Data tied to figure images

========================================

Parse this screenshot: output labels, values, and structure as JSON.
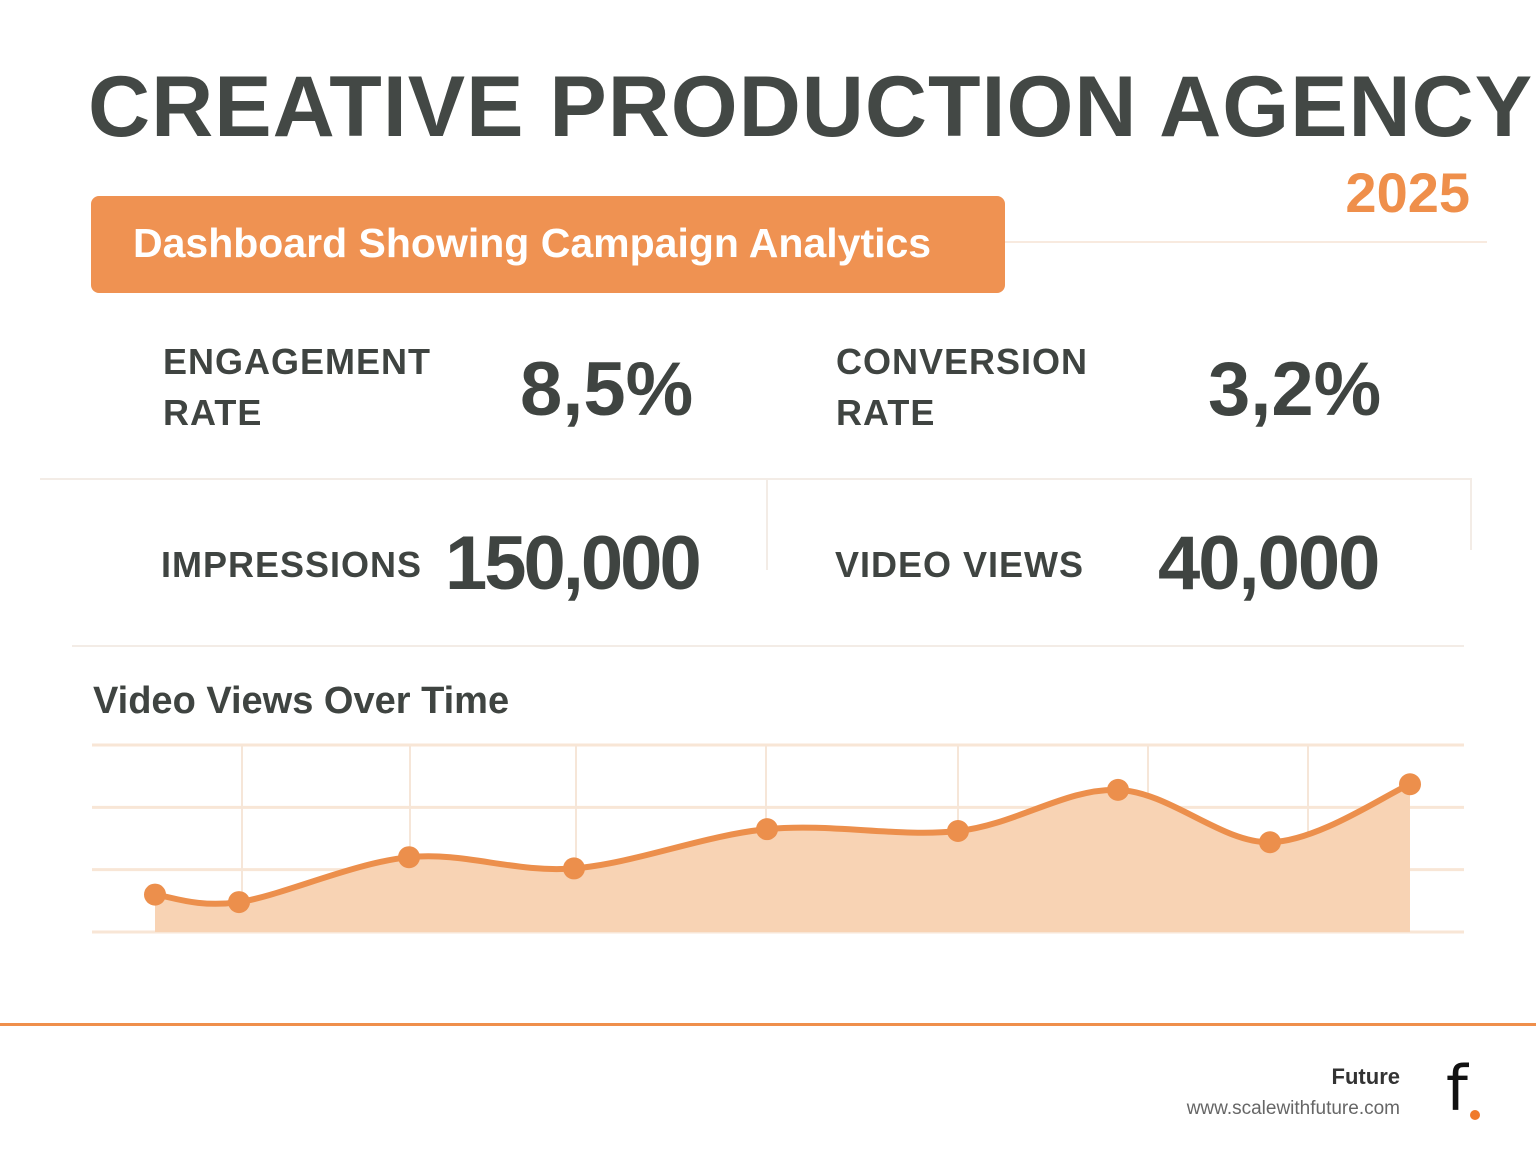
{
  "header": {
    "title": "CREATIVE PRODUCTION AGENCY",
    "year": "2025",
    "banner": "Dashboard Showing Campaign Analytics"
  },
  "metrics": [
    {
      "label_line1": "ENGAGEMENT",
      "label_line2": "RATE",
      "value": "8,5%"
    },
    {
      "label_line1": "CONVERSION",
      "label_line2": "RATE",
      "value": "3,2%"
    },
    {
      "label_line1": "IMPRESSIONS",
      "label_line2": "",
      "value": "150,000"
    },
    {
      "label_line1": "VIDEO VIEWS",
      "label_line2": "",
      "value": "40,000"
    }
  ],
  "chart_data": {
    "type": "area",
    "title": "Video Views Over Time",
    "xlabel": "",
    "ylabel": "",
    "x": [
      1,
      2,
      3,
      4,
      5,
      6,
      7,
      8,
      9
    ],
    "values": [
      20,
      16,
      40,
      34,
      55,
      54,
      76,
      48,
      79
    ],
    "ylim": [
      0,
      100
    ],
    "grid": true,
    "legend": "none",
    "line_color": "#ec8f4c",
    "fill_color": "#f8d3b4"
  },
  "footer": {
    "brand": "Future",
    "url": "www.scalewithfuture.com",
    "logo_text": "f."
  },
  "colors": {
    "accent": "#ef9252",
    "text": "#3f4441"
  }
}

========================================

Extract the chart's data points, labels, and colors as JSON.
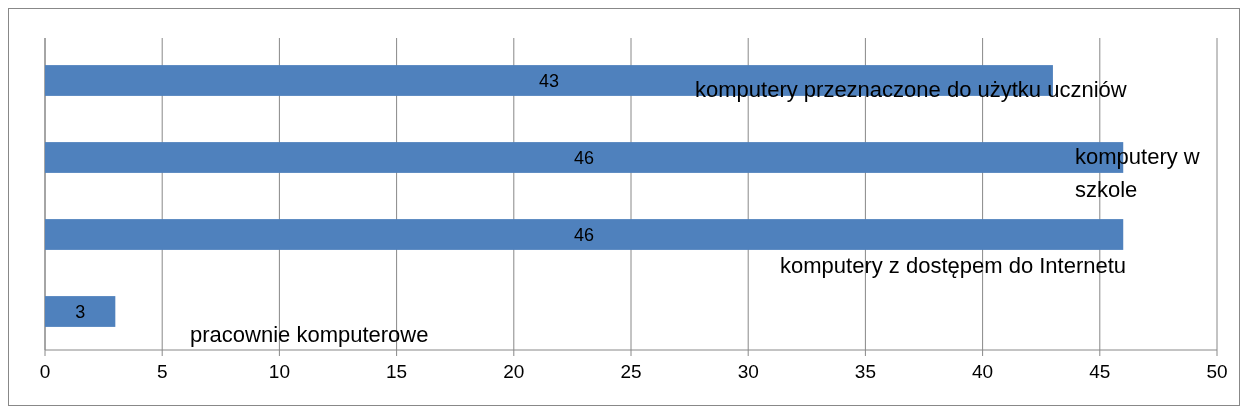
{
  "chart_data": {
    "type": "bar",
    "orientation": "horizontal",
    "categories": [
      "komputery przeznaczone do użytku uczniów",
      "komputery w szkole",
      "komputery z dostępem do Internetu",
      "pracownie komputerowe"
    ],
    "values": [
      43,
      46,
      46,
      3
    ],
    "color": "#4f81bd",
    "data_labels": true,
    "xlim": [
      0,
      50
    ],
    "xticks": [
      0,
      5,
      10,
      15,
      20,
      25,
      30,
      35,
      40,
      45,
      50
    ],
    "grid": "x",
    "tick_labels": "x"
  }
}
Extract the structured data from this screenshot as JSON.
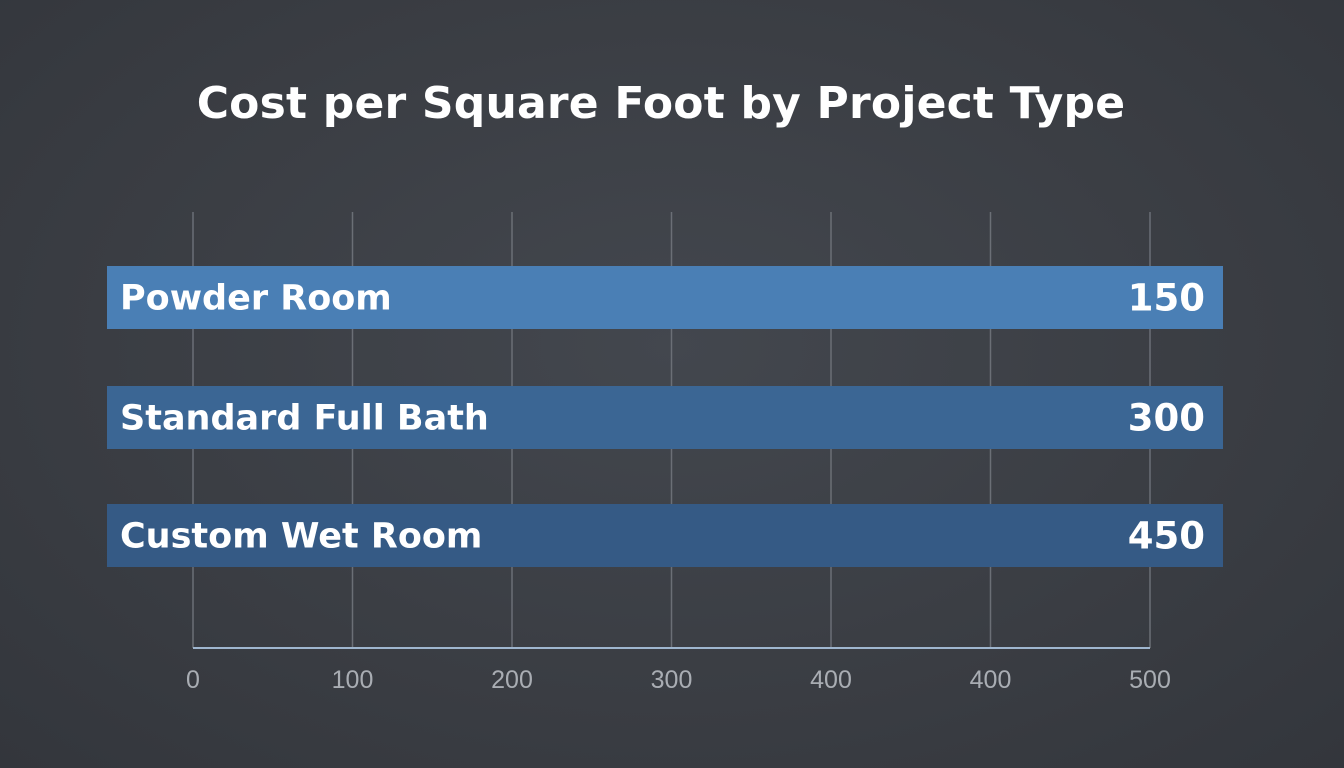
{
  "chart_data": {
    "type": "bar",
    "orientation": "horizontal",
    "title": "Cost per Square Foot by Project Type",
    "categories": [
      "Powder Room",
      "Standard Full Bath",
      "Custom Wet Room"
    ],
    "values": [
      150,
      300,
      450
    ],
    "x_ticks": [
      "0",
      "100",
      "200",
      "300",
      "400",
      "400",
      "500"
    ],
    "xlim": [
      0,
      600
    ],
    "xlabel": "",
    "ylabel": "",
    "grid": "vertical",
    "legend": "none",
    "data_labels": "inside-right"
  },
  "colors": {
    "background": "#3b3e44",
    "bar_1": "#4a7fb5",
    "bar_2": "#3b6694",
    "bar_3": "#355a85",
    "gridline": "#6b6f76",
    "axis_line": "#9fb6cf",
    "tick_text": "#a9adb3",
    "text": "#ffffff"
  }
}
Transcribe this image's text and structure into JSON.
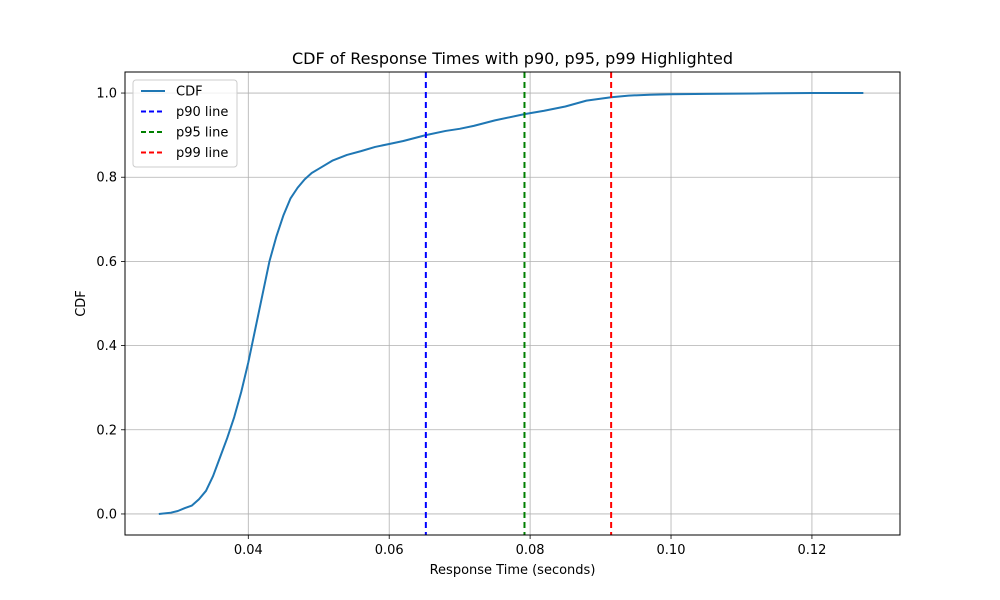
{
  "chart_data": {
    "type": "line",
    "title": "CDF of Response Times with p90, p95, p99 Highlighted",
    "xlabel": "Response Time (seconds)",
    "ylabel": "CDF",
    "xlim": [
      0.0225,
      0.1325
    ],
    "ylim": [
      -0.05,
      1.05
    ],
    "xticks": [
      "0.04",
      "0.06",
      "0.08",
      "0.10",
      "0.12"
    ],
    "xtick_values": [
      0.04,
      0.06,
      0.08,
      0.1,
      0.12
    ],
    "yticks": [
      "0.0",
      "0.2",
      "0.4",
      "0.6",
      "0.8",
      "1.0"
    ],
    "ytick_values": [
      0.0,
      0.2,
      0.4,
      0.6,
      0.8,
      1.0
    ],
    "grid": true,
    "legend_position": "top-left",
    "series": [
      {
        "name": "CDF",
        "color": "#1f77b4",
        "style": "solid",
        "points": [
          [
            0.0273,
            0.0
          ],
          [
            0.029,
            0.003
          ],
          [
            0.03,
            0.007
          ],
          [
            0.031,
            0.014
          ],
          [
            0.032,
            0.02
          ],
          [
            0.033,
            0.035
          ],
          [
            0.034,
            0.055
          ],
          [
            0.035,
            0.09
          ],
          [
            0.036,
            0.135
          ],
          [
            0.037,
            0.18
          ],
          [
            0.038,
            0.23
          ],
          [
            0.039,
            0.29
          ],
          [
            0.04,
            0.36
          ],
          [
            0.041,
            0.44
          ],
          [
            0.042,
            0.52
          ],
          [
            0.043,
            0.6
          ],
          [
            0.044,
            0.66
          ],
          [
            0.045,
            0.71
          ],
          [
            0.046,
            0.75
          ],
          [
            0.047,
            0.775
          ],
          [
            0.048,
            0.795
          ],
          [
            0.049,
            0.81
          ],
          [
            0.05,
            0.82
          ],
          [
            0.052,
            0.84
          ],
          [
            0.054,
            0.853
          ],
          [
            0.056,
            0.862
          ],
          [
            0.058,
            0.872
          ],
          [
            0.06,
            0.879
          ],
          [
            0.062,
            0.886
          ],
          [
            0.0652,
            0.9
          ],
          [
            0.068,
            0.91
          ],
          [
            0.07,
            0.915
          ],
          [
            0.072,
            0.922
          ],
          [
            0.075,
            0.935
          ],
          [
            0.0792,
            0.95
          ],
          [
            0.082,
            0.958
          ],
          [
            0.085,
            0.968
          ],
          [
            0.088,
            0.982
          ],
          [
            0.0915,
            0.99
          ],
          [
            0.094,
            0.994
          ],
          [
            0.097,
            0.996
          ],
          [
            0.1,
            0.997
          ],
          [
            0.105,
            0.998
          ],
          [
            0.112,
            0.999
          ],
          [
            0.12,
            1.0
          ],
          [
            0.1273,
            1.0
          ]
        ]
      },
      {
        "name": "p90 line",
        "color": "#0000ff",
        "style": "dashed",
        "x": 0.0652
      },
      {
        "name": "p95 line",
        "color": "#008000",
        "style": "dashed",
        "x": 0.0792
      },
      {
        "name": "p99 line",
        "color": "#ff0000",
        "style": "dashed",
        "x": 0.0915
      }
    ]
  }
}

========================================

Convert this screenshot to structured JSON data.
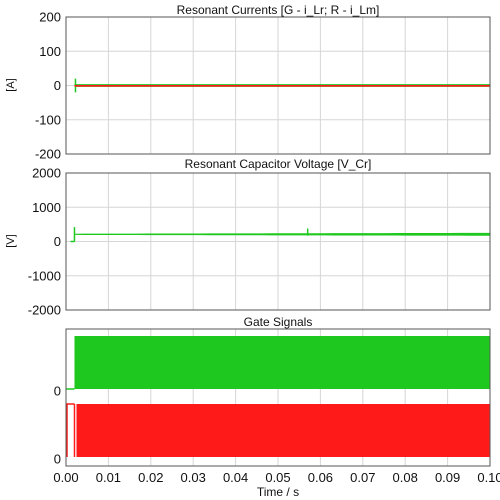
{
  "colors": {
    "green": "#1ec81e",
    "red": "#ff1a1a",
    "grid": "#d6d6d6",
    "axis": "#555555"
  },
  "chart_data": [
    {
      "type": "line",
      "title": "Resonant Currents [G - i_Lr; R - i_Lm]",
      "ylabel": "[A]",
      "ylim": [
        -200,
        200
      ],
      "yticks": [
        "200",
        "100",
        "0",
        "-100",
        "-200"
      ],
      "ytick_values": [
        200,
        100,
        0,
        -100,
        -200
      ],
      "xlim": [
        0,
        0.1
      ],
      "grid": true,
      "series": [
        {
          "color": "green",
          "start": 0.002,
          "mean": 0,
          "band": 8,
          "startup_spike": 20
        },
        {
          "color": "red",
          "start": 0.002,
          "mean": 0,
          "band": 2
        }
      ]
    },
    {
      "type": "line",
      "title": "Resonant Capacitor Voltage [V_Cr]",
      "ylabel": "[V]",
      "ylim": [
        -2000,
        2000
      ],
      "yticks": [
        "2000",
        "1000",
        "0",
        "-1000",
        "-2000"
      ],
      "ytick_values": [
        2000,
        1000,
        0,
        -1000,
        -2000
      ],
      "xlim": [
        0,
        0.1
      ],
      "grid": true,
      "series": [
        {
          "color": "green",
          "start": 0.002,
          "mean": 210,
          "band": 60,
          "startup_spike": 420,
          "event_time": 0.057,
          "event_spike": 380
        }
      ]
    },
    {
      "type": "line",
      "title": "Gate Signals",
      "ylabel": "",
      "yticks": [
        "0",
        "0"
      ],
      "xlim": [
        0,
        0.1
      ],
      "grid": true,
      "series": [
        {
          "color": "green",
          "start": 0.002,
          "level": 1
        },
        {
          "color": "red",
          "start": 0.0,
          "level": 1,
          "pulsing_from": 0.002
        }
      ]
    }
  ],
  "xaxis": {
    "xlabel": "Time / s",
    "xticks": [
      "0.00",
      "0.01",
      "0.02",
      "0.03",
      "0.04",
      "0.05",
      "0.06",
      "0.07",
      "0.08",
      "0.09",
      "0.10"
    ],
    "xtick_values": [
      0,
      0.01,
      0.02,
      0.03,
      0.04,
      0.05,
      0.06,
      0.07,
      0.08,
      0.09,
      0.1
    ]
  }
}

========================================

▸ REQUIREMENTS:
Give only the number of lines in the preceding material that contain the string "JSON".

▸ RESPONSE FOR THIS EXERCISE:
5